== Set exercise ==
Using the material that follows, identify and copy each line with the string "would".

|---|

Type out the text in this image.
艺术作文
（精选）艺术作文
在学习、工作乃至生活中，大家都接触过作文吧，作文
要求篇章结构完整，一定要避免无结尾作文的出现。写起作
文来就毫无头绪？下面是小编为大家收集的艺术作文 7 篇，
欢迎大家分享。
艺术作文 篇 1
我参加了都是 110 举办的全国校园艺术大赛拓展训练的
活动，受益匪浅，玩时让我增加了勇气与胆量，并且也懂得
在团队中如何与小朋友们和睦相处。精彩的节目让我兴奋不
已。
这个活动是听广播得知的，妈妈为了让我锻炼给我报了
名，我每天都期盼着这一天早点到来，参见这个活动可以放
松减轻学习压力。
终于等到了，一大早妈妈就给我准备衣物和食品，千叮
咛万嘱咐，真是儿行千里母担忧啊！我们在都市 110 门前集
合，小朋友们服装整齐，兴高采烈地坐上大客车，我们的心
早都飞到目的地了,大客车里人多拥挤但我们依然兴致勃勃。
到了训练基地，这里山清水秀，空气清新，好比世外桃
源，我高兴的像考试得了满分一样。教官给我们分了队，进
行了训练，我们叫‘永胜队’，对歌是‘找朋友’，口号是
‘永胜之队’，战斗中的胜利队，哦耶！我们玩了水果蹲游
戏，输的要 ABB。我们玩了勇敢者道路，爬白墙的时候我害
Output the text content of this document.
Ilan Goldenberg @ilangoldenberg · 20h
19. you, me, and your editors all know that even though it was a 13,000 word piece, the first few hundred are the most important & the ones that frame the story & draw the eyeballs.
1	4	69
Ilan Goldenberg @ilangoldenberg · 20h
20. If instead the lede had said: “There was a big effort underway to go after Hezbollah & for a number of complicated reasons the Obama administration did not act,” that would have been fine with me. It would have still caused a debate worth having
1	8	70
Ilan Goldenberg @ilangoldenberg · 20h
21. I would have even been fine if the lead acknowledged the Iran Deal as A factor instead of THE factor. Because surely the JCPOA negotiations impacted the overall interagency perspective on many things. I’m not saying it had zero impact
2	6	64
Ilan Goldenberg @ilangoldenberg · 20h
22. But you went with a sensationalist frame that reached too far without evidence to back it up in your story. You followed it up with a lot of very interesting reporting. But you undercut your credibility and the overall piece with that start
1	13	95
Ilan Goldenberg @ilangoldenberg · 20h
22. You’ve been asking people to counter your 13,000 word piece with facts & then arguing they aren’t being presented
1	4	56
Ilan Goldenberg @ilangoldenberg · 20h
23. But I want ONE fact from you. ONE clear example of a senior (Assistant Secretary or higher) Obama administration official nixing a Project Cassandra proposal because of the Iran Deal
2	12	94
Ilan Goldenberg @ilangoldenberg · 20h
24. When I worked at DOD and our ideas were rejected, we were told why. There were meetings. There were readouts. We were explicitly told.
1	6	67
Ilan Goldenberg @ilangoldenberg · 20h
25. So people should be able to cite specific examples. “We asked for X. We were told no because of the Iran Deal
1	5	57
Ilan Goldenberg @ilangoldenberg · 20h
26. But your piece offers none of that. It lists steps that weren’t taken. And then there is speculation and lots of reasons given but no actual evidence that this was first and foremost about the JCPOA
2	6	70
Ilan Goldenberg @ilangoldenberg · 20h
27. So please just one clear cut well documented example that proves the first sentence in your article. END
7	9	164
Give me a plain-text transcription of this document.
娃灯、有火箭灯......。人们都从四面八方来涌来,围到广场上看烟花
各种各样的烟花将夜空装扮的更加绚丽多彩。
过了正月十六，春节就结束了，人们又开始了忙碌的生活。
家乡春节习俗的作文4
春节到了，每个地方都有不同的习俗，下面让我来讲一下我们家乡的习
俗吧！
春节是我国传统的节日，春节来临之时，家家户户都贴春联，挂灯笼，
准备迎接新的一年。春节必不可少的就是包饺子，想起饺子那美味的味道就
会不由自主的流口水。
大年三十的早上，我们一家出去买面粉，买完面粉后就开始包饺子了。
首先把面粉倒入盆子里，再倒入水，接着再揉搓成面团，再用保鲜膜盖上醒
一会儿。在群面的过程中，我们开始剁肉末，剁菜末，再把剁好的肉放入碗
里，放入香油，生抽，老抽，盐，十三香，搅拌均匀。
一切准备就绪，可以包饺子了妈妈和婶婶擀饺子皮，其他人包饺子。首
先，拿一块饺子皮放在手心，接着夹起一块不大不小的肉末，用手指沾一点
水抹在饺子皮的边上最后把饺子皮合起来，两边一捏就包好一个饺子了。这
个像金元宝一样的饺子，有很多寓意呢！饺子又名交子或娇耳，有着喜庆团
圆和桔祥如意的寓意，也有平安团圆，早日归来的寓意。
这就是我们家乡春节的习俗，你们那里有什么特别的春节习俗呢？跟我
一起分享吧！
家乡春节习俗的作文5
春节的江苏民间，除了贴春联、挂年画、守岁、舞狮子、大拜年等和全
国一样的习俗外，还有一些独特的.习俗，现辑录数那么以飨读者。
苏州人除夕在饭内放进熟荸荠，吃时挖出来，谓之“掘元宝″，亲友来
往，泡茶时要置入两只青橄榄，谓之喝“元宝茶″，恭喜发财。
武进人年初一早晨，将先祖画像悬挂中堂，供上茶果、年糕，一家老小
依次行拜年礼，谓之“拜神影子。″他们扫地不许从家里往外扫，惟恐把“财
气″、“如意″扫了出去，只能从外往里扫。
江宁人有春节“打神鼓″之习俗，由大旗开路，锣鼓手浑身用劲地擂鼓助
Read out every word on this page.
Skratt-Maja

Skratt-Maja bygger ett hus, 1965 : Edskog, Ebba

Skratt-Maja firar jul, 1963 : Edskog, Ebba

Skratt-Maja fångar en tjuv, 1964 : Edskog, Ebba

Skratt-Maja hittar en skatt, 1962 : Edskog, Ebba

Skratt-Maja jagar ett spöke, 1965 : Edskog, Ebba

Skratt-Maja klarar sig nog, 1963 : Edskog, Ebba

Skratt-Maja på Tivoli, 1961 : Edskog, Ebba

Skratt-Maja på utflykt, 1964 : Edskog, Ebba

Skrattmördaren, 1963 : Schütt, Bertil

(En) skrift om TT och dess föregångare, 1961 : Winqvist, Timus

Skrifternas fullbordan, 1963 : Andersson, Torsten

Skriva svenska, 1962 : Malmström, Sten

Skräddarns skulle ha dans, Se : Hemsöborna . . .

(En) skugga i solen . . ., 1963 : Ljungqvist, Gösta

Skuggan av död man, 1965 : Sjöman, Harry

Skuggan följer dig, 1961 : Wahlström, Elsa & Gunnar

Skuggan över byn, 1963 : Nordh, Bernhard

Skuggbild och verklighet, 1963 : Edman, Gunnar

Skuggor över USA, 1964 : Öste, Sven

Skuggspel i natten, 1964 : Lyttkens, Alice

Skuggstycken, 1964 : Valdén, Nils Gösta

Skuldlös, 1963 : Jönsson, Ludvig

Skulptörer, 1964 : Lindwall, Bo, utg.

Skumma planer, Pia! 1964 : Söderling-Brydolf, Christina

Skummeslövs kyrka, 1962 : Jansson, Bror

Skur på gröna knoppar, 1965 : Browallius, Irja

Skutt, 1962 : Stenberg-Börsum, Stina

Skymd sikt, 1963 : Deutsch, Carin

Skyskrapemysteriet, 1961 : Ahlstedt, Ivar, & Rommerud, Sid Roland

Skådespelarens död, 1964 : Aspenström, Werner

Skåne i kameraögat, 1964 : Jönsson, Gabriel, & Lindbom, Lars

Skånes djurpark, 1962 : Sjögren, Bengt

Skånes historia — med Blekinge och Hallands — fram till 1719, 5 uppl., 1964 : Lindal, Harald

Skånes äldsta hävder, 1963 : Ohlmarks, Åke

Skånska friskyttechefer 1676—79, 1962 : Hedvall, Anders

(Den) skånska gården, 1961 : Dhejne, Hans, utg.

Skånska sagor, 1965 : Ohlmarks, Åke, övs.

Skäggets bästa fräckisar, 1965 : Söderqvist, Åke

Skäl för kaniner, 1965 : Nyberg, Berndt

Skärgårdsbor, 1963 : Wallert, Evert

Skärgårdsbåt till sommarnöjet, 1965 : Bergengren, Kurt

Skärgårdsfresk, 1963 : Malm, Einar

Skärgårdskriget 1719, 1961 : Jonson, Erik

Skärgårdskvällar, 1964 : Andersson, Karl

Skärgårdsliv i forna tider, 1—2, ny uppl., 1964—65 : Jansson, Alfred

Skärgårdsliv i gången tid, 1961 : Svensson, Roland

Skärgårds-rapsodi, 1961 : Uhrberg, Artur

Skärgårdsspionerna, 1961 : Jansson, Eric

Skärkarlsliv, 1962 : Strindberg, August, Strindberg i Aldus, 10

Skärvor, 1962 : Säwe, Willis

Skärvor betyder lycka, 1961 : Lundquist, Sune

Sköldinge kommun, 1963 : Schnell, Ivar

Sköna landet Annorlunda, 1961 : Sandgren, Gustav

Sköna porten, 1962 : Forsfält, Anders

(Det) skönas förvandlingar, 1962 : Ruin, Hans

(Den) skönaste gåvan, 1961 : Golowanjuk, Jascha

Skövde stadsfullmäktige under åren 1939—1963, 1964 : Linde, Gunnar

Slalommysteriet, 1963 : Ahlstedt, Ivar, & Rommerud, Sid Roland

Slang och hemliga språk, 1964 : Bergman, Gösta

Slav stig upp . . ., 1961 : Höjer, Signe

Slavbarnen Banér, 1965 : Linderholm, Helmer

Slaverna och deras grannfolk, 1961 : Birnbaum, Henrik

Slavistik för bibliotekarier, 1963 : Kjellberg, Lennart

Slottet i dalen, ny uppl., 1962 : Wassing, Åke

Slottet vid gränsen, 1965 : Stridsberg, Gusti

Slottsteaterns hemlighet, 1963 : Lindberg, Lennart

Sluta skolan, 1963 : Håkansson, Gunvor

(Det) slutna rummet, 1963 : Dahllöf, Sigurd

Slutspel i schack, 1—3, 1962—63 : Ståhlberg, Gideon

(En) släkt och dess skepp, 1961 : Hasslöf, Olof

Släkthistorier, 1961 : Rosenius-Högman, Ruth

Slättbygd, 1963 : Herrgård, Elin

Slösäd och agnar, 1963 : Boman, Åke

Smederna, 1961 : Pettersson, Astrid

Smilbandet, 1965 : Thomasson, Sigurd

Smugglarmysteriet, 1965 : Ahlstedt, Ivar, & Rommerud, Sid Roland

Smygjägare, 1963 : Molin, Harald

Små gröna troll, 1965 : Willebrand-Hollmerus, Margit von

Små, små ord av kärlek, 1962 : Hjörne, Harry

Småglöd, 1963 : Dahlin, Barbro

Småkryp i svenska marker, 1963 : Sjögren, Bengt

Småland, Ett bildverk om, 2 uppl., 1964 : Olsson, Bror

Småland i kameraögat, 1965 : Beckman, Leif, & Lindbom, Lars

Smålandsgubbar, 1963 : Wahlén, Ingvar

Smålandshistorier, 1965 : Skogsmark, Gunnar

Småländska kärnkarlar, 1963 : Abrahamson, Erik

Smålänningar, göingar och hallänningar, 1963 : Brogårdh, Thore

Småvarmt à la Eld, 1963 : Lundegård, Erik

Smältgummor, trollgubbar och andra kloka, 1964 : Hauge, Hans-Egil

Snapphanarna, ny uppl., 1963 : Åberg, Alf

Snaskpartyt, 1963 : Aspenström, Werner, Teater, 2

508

|---|

== Task output ==
20. If instead the lede had said: “There was a big effort underway to go after Hezbollah & for a number of complicated reasons the Obama administration did not act,” that would have been fine with me. It would have still caused a debate worth having
21. I would have even been fine if the lead acknowledged the Iran Deal as A factor instead of THE factor. Because surely the JCPOA negotiations impacted the overall interagency perspective on many things. I’m not saying it had zero impact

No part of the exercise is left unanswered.